Submit a Hive Command

POST /api/v1.2/commands/

This API is used to submit a Hive query.

Required Role

The following users can make this API call:

  • Users who belong to the system-admin or system-user group.
  • Users who belong to a group associated with a role that allows submitting a command. See Managing Groups and Managing Roles for more information.

Parameters

Note

Parameters marked in bold below are mandatory. Others are optional and have default values.

Parameter Description
query Specify Hive query to run. Either query or script_location is required.
script_location Specify a Google Cloud Storage path where the hive query to run is stored. Either query or script_location is required.
command_type HiveCommand
label Specify the cluster label on which this command is to be run.
retry Denotes the number of retries for a job. Valid values of retry are 1, 2, and 3.
retry_delay Denotes the time interval between the retries when a job fails.
macros Expressions to evaluate macros used in the hive command. Refer to Macros in Scheduler for more details.
sample_size Size of sample in bytes on which to run the query for test mode.
maximum_progress Value of progress for constrained run. The valid float value is between 0 and 1.
maximum_run_time Constrained run maximum runtime in seconds
minimum_run_time Constrained run minimum runtime in seconds
approx_aggregations Convert count distinct to count approx. Valid values are bool or NULL
name Add a name to the command that is useful while filtering commands from the command history. It does not accept & (ampersand), < (lesser than), > (greater than), ” (double quotes), and ‘ (single quote) special characters, and HTML tags as well. It can contain a maximum of 255 characters.
pool Use this parameter to specify the Fairscheduler pool name for the command to use.
tags Add a tag to a command so that it is easily identifiable and searchable from the commands list in the Commands History. Add a tag as a filter value while searching commands. It can contain a maximum of 255 characters. A comma-separated list of tags can be associated with a single command. While adding a tag value, enclose it in square brackets. For example, {"tags":["<tag-value>"]}.

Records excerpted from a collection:
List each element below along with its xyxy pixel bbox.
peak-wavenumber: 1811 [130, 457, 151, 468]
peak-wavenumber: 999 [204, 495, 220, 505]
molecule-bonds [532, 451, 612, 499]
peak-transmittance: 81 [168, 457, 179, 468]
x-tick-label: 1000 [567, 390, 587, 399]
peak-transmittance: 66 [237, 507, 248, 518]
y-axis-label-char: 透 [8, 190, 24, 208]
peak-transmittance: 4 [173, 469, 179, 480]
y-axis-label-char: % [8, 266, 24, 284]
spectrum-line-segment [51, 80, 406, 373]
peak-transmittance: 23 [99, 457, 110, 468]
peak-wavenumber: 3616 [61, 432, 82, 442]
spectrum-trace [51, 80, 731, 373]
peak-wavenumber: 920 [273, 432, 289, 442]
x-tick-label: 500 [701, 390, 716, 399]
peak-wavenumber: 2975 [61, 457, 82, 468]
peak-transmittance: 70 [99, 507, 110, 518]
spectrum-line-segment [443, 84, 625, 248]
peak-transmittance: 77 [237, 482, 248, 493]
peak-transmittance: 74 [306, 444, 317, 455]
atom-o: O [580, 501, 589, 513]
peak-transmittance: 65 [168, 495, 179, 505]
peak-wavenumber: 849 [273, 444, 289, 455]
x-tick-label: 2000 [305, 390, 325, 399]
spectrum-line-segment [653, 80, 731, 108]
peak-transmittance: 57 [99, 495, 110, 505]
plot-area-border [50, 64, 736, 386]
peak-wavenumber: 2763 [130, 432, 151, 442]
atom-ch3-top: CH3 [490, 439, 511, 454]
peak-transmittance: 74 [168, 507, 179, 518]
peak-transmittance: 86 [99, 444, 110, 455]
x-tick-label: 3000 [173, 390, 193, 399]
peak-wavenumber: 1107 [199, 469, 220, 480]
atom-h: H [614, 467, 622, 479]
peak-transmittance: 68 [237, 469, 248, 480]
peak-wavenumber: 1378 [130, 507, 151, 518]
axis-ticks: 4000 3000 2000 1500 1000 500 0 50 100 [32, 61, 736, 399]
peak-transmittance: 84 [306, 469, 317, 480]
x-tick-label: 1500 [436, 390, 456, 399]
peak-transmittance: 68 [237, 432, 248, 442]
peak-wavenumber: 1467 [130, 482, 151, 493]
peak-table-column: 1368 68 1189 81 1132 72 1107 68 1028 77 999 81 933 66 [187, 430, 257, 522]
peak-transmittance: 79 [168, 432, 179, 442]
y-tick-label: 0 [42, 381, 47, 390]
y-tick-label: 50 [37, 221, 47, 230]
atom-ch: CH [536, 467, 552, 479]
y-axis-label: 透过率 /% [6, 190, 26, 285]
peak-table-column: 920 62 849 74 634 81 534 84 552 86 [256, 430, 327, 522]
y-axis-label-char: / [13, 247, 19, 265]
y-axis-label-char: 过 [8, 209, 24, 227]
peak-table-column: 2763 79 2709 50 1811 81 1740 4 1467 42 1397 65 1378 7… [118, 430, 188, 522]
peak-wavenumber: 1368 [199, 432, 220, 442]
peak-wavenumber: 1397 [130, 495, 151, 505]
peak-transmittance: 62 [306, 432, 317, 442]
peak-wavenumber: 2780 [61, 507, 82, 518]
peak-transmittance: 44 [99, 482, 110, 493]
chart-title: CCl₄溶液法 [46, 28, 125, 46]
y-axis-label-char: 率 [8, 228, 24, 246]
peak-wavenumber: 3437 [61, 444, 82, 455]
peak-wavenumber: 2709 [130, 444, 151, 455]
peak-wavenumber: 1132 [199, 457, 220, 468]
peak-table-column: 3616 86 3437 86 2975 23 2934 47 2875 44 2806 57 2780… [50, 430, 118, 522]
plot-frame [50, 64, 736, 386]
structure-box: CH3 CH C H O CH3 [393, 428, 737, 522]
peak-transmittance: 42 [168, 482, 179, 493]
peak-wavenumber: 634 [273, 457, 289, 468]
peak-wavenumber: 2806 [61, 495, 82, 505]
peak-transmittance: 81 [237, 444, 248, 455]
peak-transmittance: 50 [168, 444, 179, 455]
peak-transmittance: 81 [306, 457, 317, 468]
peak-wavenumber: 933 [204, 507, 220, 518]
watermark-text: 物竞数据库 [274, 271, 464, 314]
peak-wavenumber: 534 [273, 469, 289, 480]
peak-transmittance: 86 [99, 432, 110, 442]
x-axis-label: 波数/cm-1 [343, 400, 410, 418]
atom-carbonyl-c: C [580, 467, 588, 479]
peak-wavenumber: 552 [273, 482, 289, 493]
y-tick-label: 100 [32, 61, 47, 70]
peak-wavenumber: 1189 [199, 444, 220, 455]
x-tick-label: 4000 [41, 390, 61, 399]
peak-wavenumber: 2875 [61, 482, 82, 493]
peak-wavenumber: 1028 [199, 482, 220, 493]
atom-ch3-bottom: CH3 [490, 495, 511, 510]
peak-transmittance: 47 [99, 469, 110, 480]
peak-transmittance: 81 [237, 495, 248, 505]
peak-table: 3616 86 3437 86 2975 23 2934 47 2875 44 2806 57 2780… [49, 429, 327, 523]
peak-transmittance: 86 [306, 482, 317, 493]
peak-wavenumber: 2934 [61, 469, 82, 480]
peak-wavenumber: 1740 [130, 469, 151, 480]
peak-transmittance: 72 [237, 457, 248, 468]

◆ **Written request 1**
According to the Hive command API page, what is the purpose of adding a tag to a command? Answer in one to three sentences.
◆ **Written request 2**
Lay out the records from their first line through the line containing "spectrum-trace [51, 80, 731, 373]", inclusive, as a Markdown table with the columns Row and Line. Number each line, and leave out blank lines.
The text and the records are unrelated pieces of material.

◆ **Exercise solution 1**
A tag makes a command easy to identify and search for from the commands list in the Commands History. It can also serve as a filter value when searching commands.

◆ **Exercise solution 2**
| Row | Line |
|---|---|
| 1 | List each element below along with its xyxy pixel bbox. |
| 2 | peak-wavenumber: 1811 [130, 457, 151, 468] |
| 3 | peak-wavenumber: 999 [204, 495, 220, 505] |
| 4 | molecule-bonds [532, 451, 612, 499] |
| 5 | peak-transmittance: 81 [168, 457, 179, 468] |
| 6 | x-tick-label: 1000 [567, 390, 587, 399] |
| 7 | peak-transmittance: 66 [237, 507, 248, 518] |
| 8 | y-axis-label-char: 透 [8, 190, 24, 208] |
| 9 | peak-transmittance: 4 [173, 469, 179, 480] |
| 10 | y-axis-label-char: % [8, 266, 24, 284] |
| 11 | spectrum-line-segment [51, 80, 406, 373] |
| 12 | peak-transmittance: 23 [99, 457, 110, 468] |
| 13 | peak-wavenumber: 3616 [61, 432, 82, 442] |
| 14 | spectrum-trace [51, 80, 731, 373] |